— start The data —

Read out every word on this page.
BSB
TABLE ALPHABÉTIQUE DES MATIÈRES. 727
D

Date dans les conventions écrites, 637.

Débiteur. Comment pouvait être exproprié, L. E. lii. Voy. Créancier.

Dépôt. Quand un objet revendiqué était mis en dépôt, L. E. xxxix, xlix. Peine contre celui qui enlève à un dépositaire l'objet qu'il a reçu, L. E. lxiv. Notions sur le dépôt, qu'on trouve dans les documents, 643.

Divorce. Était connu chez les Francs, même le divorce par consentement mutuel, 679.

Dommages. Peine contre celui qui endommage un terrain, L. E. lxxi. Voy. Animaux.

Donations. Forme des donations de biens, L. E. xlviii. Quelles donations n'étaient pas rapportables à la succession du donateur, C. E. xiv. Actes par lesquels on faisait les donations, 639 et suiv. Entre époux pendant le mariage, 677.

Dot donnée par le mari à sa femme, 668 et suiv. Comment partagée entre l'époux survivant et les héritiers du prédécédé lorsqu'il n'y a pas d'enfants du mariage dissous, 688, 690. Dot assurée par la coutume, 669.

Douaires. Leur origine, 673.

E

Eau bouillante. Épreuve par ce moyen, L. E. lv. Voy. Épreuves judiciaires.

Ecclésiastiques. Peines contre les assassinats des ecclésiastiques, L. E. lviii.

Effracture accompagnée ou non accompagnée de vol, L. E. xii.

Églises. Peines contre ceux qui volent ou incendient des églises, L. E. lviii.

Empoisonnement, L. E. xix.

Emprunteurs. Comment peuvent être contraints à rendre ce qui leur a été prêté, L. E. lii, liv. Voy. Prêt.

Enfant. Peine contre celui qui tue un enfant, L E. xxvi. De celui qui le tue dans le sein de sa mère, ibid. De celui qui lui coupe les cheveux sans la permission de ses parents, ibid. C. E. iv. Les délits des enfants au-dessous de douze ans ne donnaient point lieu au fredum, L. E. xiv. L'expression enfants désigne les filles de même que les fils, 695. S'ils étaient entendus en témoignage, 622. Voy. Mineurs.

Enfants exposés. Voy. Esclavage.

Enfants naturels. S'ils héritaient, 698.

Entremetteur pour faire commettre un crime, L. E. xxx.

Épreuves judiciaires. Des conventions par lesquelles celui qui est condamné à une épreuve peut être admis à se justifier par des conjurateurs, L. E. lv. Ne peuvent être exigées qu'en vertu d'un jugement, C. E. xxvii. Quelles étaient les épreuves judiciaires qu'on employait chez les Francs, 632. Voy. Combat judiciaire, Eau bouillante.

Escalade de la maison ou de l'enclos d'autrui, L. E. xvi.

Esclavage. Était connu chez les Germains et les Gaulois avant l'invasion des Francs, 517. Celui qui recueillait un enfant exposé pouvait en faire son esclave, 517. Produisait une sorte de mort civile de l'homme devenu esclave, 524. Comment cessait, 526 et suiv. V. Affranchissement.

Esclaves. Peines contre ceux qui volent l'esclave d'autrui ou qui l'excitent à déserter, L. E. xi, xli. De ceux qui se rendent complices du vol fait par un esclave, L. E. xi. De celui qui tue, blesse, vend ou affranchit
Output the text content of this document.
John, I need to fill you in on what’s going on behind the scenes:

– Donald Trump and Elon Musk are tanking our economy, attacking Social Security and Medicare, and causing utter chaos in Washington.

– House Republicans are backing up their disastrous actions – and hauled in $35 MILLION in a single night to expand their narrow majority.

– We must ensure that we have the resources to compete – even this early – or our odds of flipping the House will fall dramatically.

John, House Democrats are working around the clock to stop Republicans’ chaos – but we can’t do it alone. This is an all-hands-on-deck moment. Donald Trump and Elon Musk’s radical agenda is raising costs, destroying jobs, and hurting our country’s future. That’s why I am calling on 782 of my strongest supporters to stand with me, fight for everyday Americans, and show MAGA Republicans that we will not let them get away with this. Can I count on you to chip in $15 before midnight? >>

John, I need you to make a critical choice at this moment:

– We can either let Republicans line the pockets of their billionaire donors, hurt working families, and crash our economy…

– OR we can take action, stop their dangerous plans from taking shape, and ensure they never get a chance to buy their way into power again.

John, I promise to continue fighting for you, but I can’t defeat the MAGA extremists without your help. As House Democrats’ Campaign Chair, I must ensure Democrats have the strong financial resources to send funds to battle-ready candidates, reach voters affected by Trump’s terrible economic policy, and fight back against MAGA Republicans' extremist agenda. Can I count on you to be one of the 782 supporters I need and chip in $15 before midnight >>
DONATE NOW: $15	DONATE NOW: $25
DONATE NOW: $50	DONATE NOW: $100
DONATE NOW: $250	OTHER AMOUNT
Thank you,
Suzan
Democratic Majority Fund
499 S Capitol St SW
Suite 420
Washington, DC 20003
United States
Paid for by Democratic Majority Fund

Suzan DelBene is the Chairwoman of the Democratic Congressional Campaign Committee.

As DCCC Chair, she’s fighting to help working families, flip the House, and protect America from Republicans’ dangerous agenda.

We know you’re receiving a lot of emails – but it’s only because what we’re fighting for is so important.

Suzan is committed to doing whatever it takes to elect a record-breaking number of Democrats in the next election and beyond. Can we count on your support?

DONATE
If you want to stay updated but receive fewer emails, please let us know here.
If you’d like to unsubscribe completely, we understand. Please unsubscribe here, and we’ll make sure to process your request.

— end The data —

[Task goal] Print the whole listing again, exactly.

[Expected answer]
Read out every word on this page.
BSB
TABLE ALPHABÉTIQUE DES MATIÈRES. 727
D

Date dans les conventions écrites, 637.

Débiteur. Comment pouvait être exproprié, L. E. lii. Voy. Créancier.

Dépôt. Quand un objet revendiqué était mis en dépôt, L. E. xxxix, xlix. Peine contre celui qui enlève à un dépositaire l'objet qu'il a reçu, L. E. lxiv. Notions sur le dépôt, qu'on trouve dans les documents, 643.

Divorce. Était connu chez les Francs, même le divorce par consentement mutuel, 679.

Dommages. Peine contre celui qui endommage un terrain, L. E. lxxi. Voy. Animaux.

Donations. Forme des donations de biens, L. E. xlviii. Quelles donations n'étaient pas rapportables à la succession du donateur, C. E. xiv. Actes par lesquels on faisait les donations, 639 et suiv. Entre époux pendant le mariage, 677.

Dot donnée par le mari à sa femme, 668 et suiv. Comment partagée entre l'époux survivant et les héritiers du prédécédé lorsqu'il n'y a pas d'enfants du mariage dissous, 688, 690. Dot assurée par la coutume, 669.

Douaires. Leur origine, 673.

E

Eau bouillante. Épreuve par ce moyen, L. E. lv. Voy. Épreuves judiciaires.

Ecclésiastiques. Peines contre les assassinats des ecclésiastiques, L. E. lviii.

Effracture accompagnée ou non accompagnée de vol, L. E. xii.

Églises. Peines contre ceux qui volent ou incendient des églises, L. E. lviii.

Empoisonnement, L. E. xix.

Emprunteurs. Comment peuvent être contraints à rendre ce qui leur a été prêté, L. E. lii, liv. Voy. Prêt.

Enfant. Peine contre celui qui tue un enfant, L E. xxvi. De celui qui le tue dans le sein de sa mère, ibid. De celui qui lui coupe les cheveux sans la permission de ses parents, ibid. C. E. iv. Les délits des enfants au-dessous de douze ans ne donnaient point lieu au fredum, L. E. xiv. L'expression enfants désigne les filles de même que les fils, 695. S'ils étaient entendus en témoignage, 622. Voy. Mineurs.

Enfants exposés. Voy. Esclavage.

Enfants naturels. S'ils héritaient, 698.

Entremetteur pour faire commettre un crime, L. E. xxx.

Épreuves judiciaires. Des conventions par lesquelles celui qui est condamné à une épreuve peut être admis à se justifier par des conjurateurs, L. E. lv. Ne peuvent être exigées qu'en vertu d'un jugement, C. E. xxvii. Quelles étaient les épreuves judiciaires qu'on employait chez les Francs, 632. Voy. Combat judiciaire, Eau bouillante.

Escalade de la maison ou de l'enclos d'autrui, L. E. xvi.

Esclavage. Était connu chez les Germains et les Gaulois avant l'invasion des Francs, 517. Celui qui recueillait un enfant exposé pouvait en faire son esclave, 517. Produisait une sorte de mort civile de l'homme devenu esclave, 524. Comment cessait, 526 et suiv. V. Affranchissement.

Esclaves. Peines contre ceux qui volent l'esclave d'autrui ou qui l'excitent à déserter, L. E. xi, xli. De ceux qui se rendent complices du vol fait par un esclave, L. E. xi. De celui qui tue, blesse, vend ou affranchit
Output the text content of this document.
John, I need to fill you in on what’s going on behind the scenes:

– Donald Trump and Elon Musk are tanking our economy, attacking Social Security and Medicare, and causing utter chaos in Washington.

– House Republicans are backing up their disastrous actions – and hauled in $35 MILLION in a single night to expand their narrow majority.

– We must ensure that we have the resources to compete – even this early – or our odds of flipping the House will fall dramatically.

John, House Democrats are working around the clock to stop Republicans’ chaos – but we can’t do it alone. This is an all-hands-on-deck moment. Donald Trump and Elon Musk’s radical agenda is raising costs, destroying jobs, and hurting our country’s future. That’s why I am calling on 782 of my strongest supporters to stand with me, fight for everyday Americans, and show MAGA Republicans that we will not let them get away with this. Can I count on you to chip in $15 before midnight? >>

John, I need you to make a critical choice at this moment:

– We can either let Republicans line the pockets of their billionaire donors, hurt working families, and crash our economy…

– OR we can take action, stop their dangerous plans from taking shape, and ensure they never get a chance to buy their way into power again.

John, I promise to continue fighting for you, but I can’t defeat the MAGA extremists without your help. As House Democrats’ Campaign Chair, I must ensure Democrats have the strong financial resources to send funds to battle-ready candidates, reach voters affected by Trump’s terrible economic policy, and fight back against MAGA Republicans' extremist agenda. Can I count on you to be one of the 782 supporters I need and chip in $15 before midnight >>
DONATE NOW: $15	DONATE NOW: $25
DONATE NOW: $50	DONATE NOW: $100
DONATE NOW: $250	OTHER AMOUNT
Thank you,
Suzan
Democratic Majority Fund
499 S Capitol St SW
Suite 420
Washington, DC 20003
United States
Paid for by Democratic Majority Fund

Suzan DelBene is the Chairwoman of the Democratic Congressional Campaign Committee.

As DCCC Chair, she’s fighting to help working families, flip the House, and protect America from Republicans’ dangerous agenda.

We know you’re receiving a lot of emails – but it’s only because what we’re fighting for is so important.

Suzan is committed to doing whatever it takes to elect a record-breaking number of Democrats in the next election and beyond. Can we count on your support?

DONATE
If you want to stay updated but receive fewer emails, please let us know here.
If you’d like to unsubscribe completely, we understand. Please unsubscribe here, and we’ll make sure to process your request.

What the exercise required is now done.